(Stored entries)
+===+
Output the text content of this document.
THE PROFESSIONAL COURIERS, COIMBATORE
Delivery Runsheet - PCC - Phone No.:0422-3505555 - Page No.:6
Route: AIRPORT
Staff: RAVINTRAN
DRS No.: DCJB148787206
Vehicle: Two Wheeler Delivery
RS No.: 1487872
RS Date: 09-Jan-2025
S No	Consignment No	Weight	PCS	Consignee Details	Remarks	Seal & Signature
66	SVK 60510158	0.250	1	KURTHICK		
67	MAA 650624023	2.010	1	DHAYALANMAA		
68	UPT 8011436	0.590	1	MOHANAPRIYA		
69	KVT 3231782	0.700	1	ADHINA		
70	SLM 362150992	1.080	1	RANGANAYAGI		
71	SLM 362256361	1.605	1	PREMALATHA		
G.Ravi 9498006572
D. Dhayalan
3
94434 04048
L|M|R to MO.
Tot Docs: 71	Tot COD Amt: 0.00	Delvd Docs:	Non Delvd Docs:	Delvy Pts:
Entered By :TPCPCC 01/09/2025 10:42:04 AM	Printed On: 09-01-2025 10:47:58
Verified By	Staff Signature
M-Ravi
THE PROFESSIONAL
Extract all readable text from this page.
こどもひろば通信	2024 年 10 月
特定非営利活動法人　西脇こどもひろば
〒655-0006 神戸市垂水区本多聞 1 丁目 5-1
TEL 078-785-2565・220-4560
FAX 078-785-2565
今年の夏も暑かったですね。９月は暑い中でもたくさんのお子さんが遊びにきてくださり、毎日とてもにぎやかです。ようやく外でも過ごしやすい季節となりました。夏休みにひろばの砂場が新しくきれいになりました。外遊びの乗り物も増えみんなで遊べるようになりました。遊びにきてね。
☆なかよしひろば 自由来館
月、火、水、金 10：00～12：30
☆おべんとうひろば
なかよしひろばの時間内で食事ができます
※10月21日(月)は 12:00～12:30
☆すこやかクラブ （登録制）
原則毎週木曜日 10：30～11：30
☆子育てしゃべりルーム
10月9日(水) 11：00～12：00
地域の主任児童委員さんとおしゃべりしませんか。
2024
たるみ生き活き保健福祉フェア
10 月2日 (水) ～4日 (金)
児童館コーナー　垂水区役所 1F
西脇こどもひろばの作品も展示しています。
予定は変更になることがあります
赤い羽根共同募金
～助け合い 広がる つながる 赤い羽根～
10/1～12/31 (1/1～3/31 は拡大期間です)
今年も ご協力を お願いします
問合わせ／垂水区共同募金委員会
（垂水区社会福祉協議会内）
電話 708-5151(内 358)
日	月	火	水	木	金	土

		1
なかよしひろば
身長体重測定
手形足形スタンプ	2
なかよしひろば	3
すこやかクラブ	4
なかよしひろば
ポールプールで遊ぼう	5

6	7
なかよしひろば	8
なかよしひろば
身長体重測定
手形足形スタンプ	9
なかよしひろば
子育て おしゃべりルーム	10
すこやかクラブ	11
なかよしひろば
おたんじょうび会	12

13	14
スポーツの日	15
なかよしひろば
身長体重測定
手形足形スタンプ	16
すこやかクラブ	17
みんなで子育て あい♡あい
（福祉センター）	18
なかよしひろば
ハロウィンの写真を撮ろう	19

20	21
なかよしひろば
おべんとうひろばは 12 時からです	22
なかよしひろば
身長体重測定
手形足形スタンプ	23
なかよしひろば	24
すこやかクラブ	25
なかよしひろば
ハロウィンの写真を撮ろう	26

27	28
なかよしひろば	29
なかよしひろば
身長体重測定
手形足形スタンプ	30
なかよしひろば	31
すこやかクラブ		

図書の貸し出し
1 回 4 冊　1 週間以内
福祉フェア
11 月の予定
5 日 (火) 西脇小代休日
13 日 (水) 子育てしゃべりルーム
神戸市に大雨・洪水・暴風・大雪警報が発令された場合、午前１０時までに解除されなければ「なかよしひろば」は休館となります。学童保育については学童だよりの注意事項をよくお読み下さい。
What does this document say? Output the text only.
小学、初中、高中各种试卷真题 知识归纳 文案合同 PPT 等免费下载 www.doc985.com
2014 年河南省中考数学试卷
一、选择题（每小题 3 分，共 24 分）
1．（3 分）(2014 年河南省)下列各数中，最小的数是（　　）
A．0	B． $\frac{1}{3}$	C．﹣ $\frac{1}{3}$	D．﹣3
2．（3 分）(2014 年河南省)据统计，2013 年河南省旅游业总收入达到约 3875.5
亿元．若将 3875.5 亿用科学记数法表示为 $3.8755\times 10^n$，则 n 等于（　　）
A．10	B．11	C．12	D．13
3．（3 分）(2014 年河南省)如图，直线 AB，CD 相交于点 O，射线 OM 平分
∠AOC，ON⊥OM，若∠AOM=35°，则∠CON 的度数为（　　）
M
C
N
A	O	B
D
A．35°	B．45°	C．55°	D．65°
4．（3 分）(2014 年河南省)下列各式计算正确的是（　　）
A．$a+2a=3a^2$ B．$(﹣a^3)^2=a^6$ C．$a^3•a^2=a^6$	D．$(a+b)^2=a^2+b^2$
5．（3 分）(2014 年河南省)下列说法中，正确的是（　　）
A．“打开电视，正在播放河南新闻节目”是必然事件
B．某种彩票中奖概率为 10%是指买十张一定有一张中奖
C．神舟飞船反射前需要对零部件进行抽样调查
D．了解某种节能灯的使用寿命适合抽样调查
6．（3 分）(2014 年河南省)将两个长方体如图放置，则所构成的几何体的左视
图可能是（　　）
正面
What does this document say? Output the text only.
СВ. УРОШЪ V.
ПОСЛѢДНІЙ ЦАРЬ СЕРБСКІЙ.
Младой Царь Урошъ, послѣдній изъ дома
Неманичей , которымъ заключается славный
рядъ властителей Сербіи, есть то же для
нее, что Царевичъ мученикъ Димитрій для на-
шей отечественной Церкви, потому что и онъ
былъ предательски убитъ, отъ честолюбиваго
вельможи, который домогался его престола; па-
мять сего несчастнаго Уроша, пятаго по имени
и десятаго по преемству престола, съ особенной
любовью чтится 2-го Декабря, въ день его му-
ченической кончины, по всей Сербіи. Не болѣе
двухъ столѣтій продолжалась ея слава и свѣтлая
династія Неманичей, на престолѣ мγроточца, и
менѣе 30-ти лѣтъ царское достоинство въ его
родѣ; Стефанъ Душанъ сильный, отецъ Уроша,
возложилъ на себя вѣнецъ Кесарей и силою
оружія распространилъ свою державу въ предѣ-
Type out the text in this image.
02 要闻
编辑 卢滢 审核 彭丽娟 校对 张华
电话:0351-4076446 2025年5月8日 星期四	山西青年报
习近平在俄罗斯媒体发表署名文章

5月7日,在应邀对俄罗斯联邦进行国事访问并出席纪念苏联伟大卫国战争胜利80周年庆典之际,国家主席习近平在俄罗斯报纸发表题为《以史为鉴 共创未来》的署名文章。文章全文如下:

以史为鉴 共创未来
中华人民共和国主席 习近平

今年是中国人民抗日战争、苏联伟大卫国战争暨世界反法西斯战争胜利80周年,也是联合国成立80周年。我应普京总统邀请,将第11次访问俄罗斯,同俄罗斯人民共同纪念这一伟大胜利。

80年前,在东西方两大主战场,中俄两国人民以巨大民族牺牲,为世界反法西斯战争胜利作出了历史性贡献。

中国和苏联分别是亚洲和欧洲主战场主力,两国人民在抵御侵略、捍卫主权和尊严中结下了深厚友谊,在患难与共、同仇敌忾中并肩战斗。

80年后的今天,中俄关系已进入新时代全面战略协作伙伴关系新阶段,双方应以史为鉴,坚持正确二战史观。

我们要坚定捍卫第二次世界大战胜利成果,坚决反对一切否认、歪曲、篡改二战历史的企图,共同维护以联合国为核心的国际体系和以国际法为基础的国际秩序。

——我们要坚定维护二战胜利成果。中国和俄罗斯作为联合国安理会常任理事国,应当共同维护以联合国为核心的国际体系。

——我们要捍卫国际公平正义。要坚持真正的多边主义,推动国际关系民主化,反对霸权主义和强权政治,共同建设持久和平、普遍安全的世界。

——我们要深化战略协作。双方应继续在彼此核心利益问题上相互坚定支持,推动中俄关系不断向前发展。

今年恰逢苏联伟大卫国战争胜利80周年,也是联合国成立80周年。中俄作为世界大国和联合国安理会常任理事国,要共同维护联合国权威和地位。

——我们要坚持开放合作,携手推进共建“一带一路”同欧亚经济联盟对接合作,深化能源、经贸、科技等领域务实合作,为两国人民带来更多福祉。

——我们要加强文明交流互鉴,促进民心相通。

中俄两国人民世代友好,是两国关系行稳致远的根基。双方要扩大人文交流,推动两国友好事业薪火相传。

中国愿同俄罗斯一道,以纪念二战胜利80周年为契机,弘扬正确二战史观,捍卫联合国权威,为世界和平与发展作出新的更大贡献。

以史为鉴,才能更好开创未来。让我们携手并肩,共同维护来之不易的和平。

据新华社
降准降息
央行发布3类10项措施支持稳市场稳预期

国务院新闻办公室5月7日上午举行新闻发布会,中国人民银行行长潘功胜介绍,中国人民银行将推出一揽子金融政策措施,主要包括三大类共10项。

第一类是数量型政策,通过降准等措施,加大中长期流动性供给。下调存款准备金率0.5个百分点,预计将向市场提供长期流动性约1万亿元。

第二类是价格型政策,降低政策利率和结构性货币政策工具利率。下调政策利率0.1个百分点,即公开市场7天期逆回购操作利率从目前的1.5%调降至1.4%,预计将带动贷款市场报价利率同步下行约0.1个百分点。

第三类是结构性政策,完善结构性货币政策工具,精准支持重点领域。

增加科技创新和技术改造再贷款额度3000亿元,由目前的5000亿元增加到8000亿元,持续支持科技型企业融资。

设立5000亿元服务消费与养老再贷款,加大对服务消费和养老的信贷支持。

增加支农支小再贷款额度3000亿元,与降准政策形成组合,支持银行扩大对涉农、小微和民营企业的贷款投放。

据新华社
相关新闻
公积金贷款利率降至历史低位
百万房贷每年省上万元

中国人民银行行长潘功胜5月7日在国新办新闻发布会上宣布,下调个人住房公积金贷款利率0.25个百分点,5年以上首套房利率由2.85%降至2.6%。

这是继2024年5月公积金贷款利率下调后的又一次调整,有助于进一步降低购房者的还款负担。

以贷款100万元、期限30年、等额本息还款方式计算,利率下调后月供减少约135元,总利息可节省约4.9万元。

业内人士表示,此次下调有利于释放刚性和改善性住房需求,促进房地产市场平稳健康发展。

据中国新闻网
+===+
List all lines above in which the string "Delivery" appears.

Delivery Runsheet - PCC - Phone No.:0422-3505555 - Page No.:6
Vehicle: Two Wheeler Delivery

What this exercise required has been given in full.